WORK TASK:
Lines in the entries below where the word "sebzelerin" shows up should each be copied.

======== DATA TO EXAMINE ========

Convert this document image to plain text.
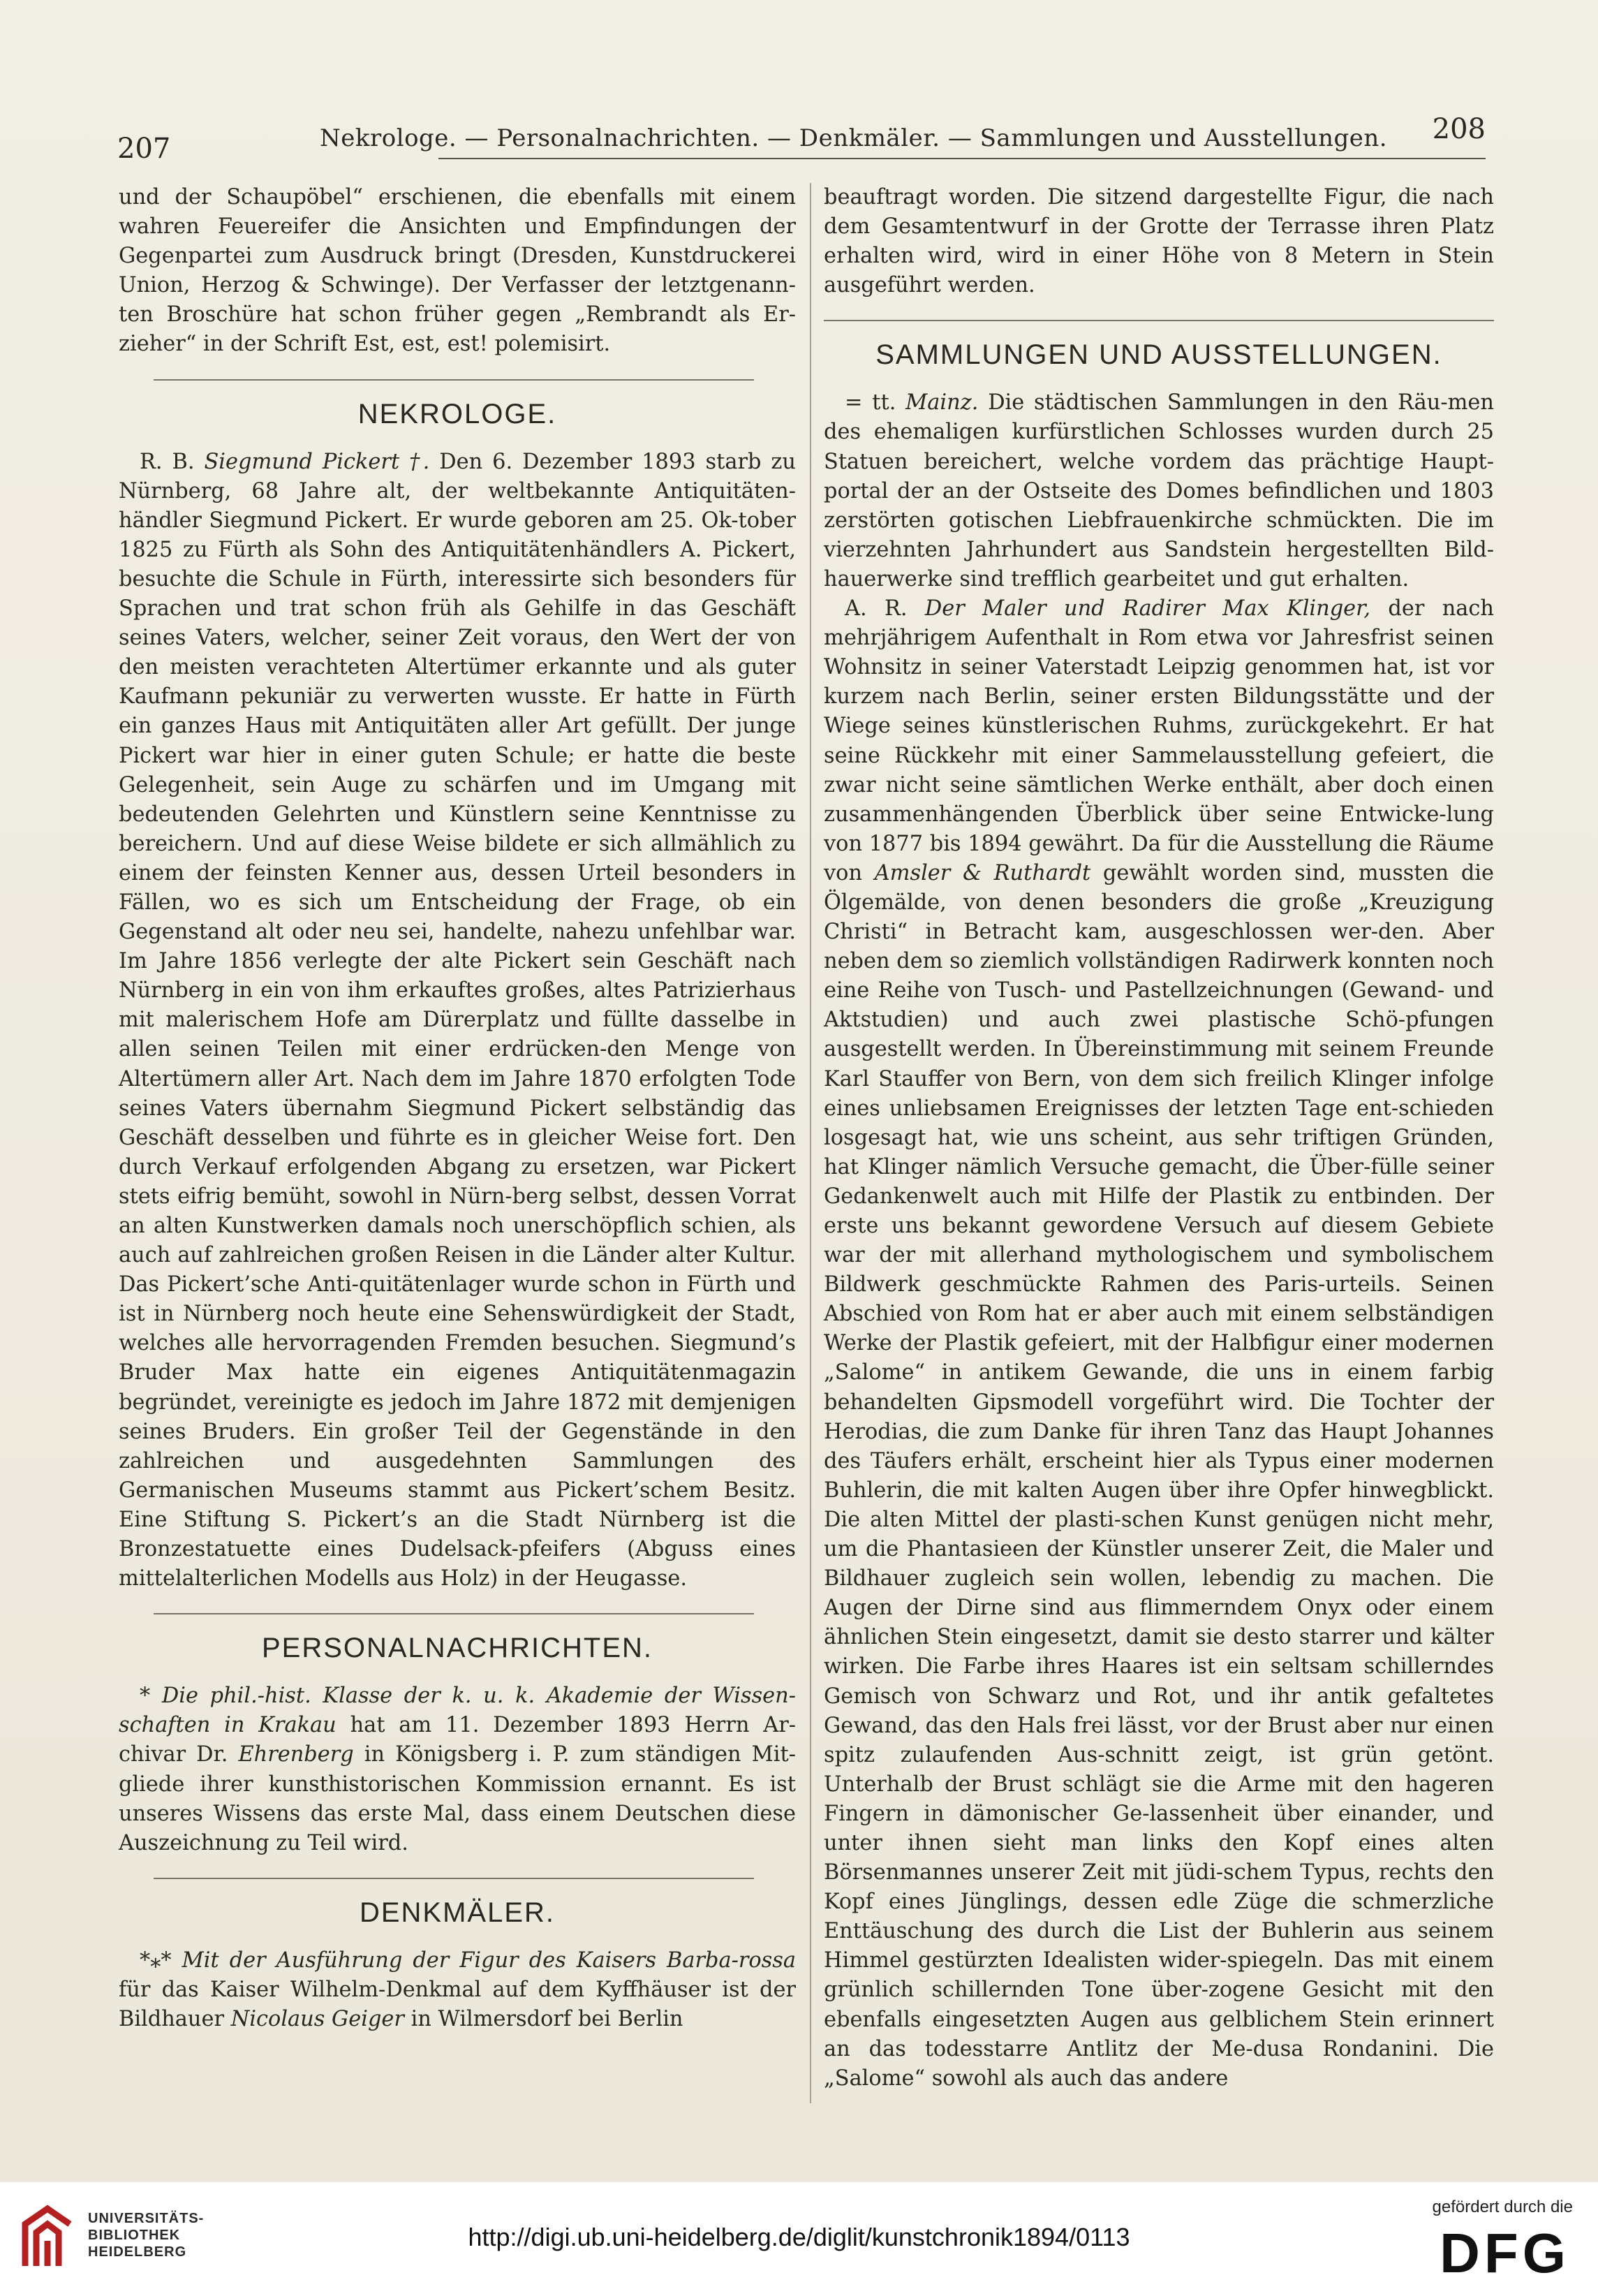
207	Nekrologe. — Personalnachrichten. — Denkmäler. — Sammlungen und Ausstellungen. 208

und der Schaupöbel“ erschienen, die ebenfalls mit einem wahren Feuereifer die Ansichten und Empfindungen der Gegenpartei zum Ausdruck bringt (Dresden, Kunstdruckerei Union, Herzog & Schwinge). Der Verfasser der letztgenann-ten Broschüre hat schon früher gegen „Rembrandt als Er-zieher“ in der Schrift Est, est, est! polemisirt.

NEKROLOGE.

R. B. Siegmund Pickert †. Den 6. Dezember 1893 starb zu Nürnberg, 68 Jahre alt, der weltbekannte Antiquitäten-händler Siegmund Pickert. Er wurde geboren am 25. Ok-tober 1825 zu Fürth als Sohn des Antiquitätenhändlers A. Pickert, besuchte die Schule in Fürth, interessirte sich besonders für Sprachen und trat schon früh als Gehilfe in das Geschäft seines Vaters, welcher, seiner Zeit voraus, den Wert der von den meisten verachteten Altertümer erkannte und als guter Kaufmann pekuniär zu verwerten wusste. Er hatte in Fürth ein ganzes Haus mit Antiquitäten aller Art gefüllt. Der junge Pickert war hier in einer guten Schule; er hatte die beste Gelegenheit, sein Auge zu schärfen und im Umgang mit bedeutenden Gelehrten und Künstlern seine Kenntnisse zu bereichern. Und auf diese Weise bildete er sich allmählich zu einem der feinsten Kenner aus, dessen Urteil besonders in Fällen, wo es sich um Entscheidung der Frage, ob ein Gegenstand alt oder neu sei, handelte, nahezu unfehlbar war. Im Jahre 1856 verlegte der alte Pickert sein Geschäft nach Nürnberg in ein von ihm erkauftes großes, altes Patrizierhaus mit malerischem Hofe am Dürerplatz und füllte dasselbe in allen seinen Teilen mit einer erdrücken-den Menge von Altertümern aller Art. Nach dem im Jahre 1870 erfolgten Tode seines Vaters übernahm Siegmund Pickert selbständig das Geschäft desselben und führte es in gleicher Weise fort. Den durch Verkauf erfolgenden Abgang zu ersetzen, war Pickert stets eifrig bemüht, sowohl in Nürn-berg selbst, dessen Vorrat an alten Kunstwerken damals noch unerschöpflich schien, als auch auf zahlreichen großen Reisen in die Länder alter Kultur. Das Pickert’sche Anti-quitätenlager wurde schon in Fürth und ist in Nürnberg noch heute eine Sehenswürdigkeit der Stadt, welches alle hervorragenden Fremden besuchen. Siegmund’s Bruder Max hatte ein eigenes Antiquitätenmagazin begründet, vereinigte es jedoch im Jahre 1872 mit demjenigen seines Bruders. Ein großer Teil der Gegenstände in den zahlreichen und ausgedehnten Sammlungen des Germanischen Museums stammt aus Pickert’schem Besitz. Eine Stiftung S. Pickert’s an die Stadt Nürnberg ist die Bronzestatuette eines Dudelsack-pfeifers (Abguss eines mittelalterlichen Modells aus Holz) in der Heugasse.

PERSONALNACHRICHTEN.

* Die phil.-hist. Klasse der k. u. k. Akademie der Wissen-schaften in Krakau hat am 11. Dezember 1893 Herrn Ar-chivar Dr. Ehrenberg in Königsberg i. P. zum ständigen Mit-gliede ihrer kunsthistorischen Kommission ernannt. Es ist unseres Wissens das erste Mal, dass einem Deutschen diese Auszeichnung zu Teil wird.

DENKMÄLER.

*⁎* Mit der Ausführung der Figur des Kaisers Barba-rossa für das Kaiser Wilhelm-Denkmal auf dem Kyffhäuser ist der Bildhauer Nicolaus Geiger in Wilmersdorf bei Berlin

beauftragt worden. Die sitzend dargestellte Figur, die nach dem Gesamtentwurf in der Grotte der Terrasse ihren Platz erhalten wird, wird in einer Höhe von 8 Metern in Stein ausgeführt werden.

SAMMLUNGEN UND AUSSTELLUNGEN.

= tt. Mainz. Die städtischen Sammlungen in den Räu-men des ehemaligen kurfürstlichen Schlosses wurden durch 25 Statuen bereichert, welche vordem das prächtige Haupt-portal der an der Ostseite des Domes befindlichen und 1803 zerstörten gotischen Liebfrauenkirche schmückten. Die im vierzehnten Jahrhundert aus Sandstein hergestellten Bild-hauerwerke sind trefflich gearbeitet und gut erhalten.

A. R. Der Maler und Radirer Max Klinger, der nach mehrjährigem Aufenthalt in Rom etwa vor Jahresfrist seinen Wohnsitz in seiner Vaterstadt Leipzig genommen hat, ist vor kurzem nach Berlin, seiner ersten Bildungsstätte und der Wiege seines künstlerischen Ruhms, zurückgekehrt. Er hat seine Rückkehr mit einer Sammelausstellung gefeiert, die zwar nicht seine sämtlichen Werke enthält, aber doch einen zusammenhängenden Überblick über seine Entwicke-lung von 1877 bis 1894 gewährt. Da für die Ausstellung die Räume von Amsler & Ruthardt gewählt worden sind, mussten die Ölgemälde, von denen besonders die große „Kreuzigung Christi“ in Betracht kam, ausgeschlossen wer-den. Aber neben dem so ziemlich vollständigen Radirwerk konnten noch eine Reihe von Tusch- und Pastellzeichnungen (Gewand- und Aktstudien) und auch zwei plastische Schö-pfungen ausgestellt werden. In Übereinstimmung mit seinem Freunde Karl Stauffer von Bern, von dem sich freilich Klinger infolge eines unliebsamen Ereignisses der letzten Tage ent-schieden losgesagt hat, wie uns scheint, aus sehr triftigen Gründen, hat Klinger nämlich Versuche gemacht, die Über-fülle seiner Gedankenwelt auch mit Hilfe der Plastik zu entbinden. Der erste uns bekannt gewordene Versuch auf diesem Gebiete war der mit allerhand mythologischem und symbolischem Bildwerk geschmückte Rahmen des Paris-urteils. Seinen Abschied von Rom hat er aber auch mit einem selbständigen Werke der Plastik gefeiert, mit der Halbfigur einer modernen „Salome“ in antikem Gewande, die uns in einem farbig behandelten Gipsmodell vorgeführt wird. Die Tochter der Herodias, die zum Danke für ihren Tanz das Haupt Johannes des Täufers erhält, erscheint hier als Typus einer modernen Buhlerin, die mit kalten Augen über ihre Opfer hinwegblickt. Die alten Mittel der plasti-schen Kunst genügen nicht mehr, um die Phantasieen der Künstler unserer Zeit, die Maler und Bildhauer zugleich sein wollen, lebendig zu machen. Die Augen der Dirne sind aus flimmerndem Onyx oder einem ähnlichen Stein eingesetzt, damit sie desto starrer und kälter wirken. Die Farbe ihres Haares ist ein seltsam schillerndes Gemisch von Schwarz und Rot, und ihr antik gefaltetes Gewand, das den Hals frei lässt, vor der Brust aber nur einen spitz zulaufenden Aus-schnitt zeigt, ist grün getönt. Unterhalb der Brust schlägt sie die Arme mit den hageren Fingern in dämonischer Ge-lassenheit über einander, und unter ihnen sieht man links den Kopf eines alten Börsenmannes unserer Zeit mit jüdi-schem Typus, rechts den Kopf eines Jünglings, dessen edle Züge die schmerzliche Enttäuschung des durch die List der Buhlerin aus seinem Himmel gestürzten Idealisten wider-spiegeln. Das mit einem grünlich schillernden Tone über-zogene Gesicht mit den ebenfalls eingesetzten Augen aus gelblichem Stein erinnert an das todesstarre Antlitz der Me-dusa Rondanini. Die „Salome“ sowohl als auch das andere

UNIVERSITÄTS-
BIBLIOTHEK
HEIDELBERG
http://digi.ub.uni-heidelberg.de/diglit/kunstchronik1894/0113
gefördert durch die
DFG
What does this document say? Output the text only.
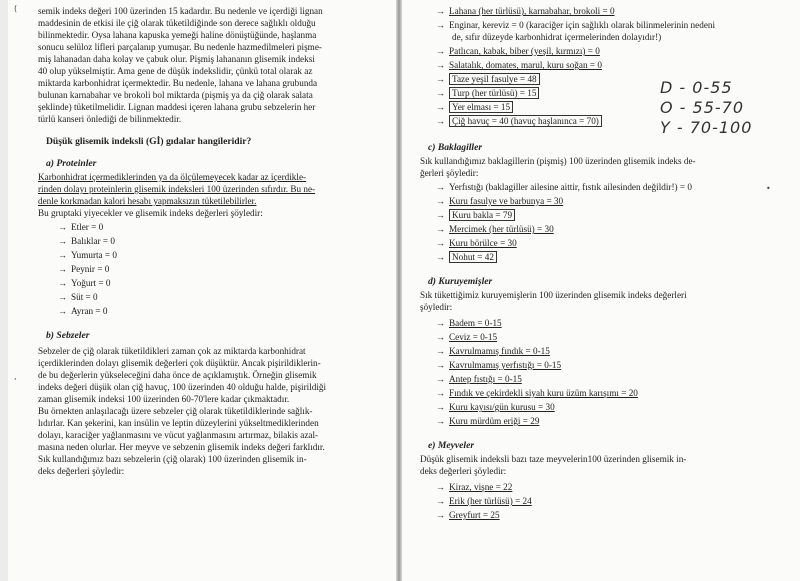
( semik indeks değeri 100 üzerinden 15 kadardır. Bu nedenle ve içerdiği lignan
maddesinin de etkisi ile çiğ olarak tüketildiğinde son derece sağlıklı olduğu
bilinmektedir. Oysa lahana kapuska yemeği haline dönüştüğünde, haşlanma
sonucu selüloz lifleri parçalanıp yumuşar. Bu nedenle hazmedilmeleri pişme-
miş lahanadan daha kolay ve çabuk olur. Pişmiş lahananın glisemik indeksi
40 olup yükselmiştir. Ama gene de düşük indekslidir, çünkü total olarak az
miktarda karbonhidrat içermektedir. Bu nedenle, lahana ve lahana grubunda
bulunan karnabahar ve brokoli bol miktarda (pişmiş ya da çiğ olarak salata
şeklinde) tüketilmelidir. Lignan maddesi içeren lahana grubu sebzelerin her
türlü kanseri önlediği de bilinmektedir.
Düşük glisemik indeksli (Gİ) gıdalar hangileridir?
a) Proteinler
Karbonhidrat içermediklerinden ya da ölçülemeyecek kadar az içerdikle-
rinden dolayı proteinlerin glisemik indeksleri 100 üzerinden sıfırdır. Bu ne-
denle korkmadan kalori hesabı yapmaksızın tüketilebilirler.
Bu gruptaki yiyecekler ve glisemik indeks değerleri şöyledir:
→ Etler = 0
→ Balıklar = 0
→ Yumurta = 0
→ Peynir = 0
→ Yoğurt = 0
→ Süt = 0
→ Ayran = 0
b) Sebzeler
Sebzeler de çiğ olarak tüketildikleri zaman çok az miktarda karbonhidrat
içerdiklerinden dolayı glisemik değerleri çok düşüktür. Ancak pişirildiklerin-
de bu değerlerin yükseleceğini daha önce de açıklamıştık. Örneğin glisemik
indeks değeri düşük olan çiğ havuç, 100 üzerinden 40 olduğu halde, pişirildiği
zaman glisemik indeksi 100 üzerinden 60-70'lere kadar çıkmaktadır.
Bu örnekten anlaşılacağı üzere sebzeler çiğ olarak tüketildiklerinde sağlık-
lıdırlar. Kan şekerini, kan insülin ve leptin düzeylerini yükseltmediklerinden
dolayı, karaciğer yağlanmasını ve vücut yağlanmasını artırmaz, bilakis azal-
masına neden olurlar. Her meyve ve sebzenin glisemik indeks değeri farklıdır.
Sık kullandığımız bazı sebzelerin (çiğ olarak) 100 üzerinden glisemik in-
deks değerleri şöyledir:
,
→ Lahana (her türlüsü), karnabahar, brokoli = 0
→ Enginar, kereviz = 0 (karaciğer için sağlıklı olarak bilinmelerinin nedeni
de, sıfır düzeyde karbonhidrat içermelerinden dolayıdır!)
→ Patlıcan, kabak, biber (yeşil, kırmızı) = 0
→ Salatalık, domates, marul, kuru soğan = 0
→ Taze yeşil fasulye = 48
→ Turp (her türlüsü) = 15
→ Yer elması = 15
→ Çiğ havuç = 40 (havuç haşlanınca = 70)
D - 0-55
O - 55-70
Y - 70-100
c) Baklagiller
Sık kullandığımız baklagillerin (pişmiş) 100 üzerinden glisemik indeks de-
ğerleri şöyledir:
→ Yerfıstığı (baklagiller ailesine aittir, fıstık ailesinden değildir!) = 0
→ Kuru fasulye ve barbunya = 30
→ Kuru bakla = 79
→ Mercimek (her türlüsü) = 30
→ Kuru börülce = 30
→ Nohut = 42
d) Kuruyemişler
Sık tükettiğimiz kuruyemişlerin 100 üzerinden glisemik indeks değerleri
şöyledir:
→ Badem = 0-15
→ Ceviz = 0-15
→ Kavrulmamış fındık = 0-15
→ Kavrulmamış yerfıstığı = 0-15
→ Antep fıstığı = 0-15
→ Fındık ve çekirdekli siyah kuru üzüm karışımı = 20
→ Kuru kayısı/gün kurusu = 30
→ Kuru mürdüm eriği = 29
e) Meyveler
Düşük glisemik indeksli bazı taze meyvelerin100 üzerinden glisemik in-
deks değerleri şöyledir:
→ Kiraz, vişne = 22
→ Erik (her türlüsü) = 24
→ Greyfurt = 25
•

========

ANSWER BELOW:
şeklinde) tüketilmelidir. Lignan maddesi içeren lahana grubu sebzelerin her
Sık kullandığımız bazı sebzelerin (çiğ olarak) 100 üzerinden glisemik in-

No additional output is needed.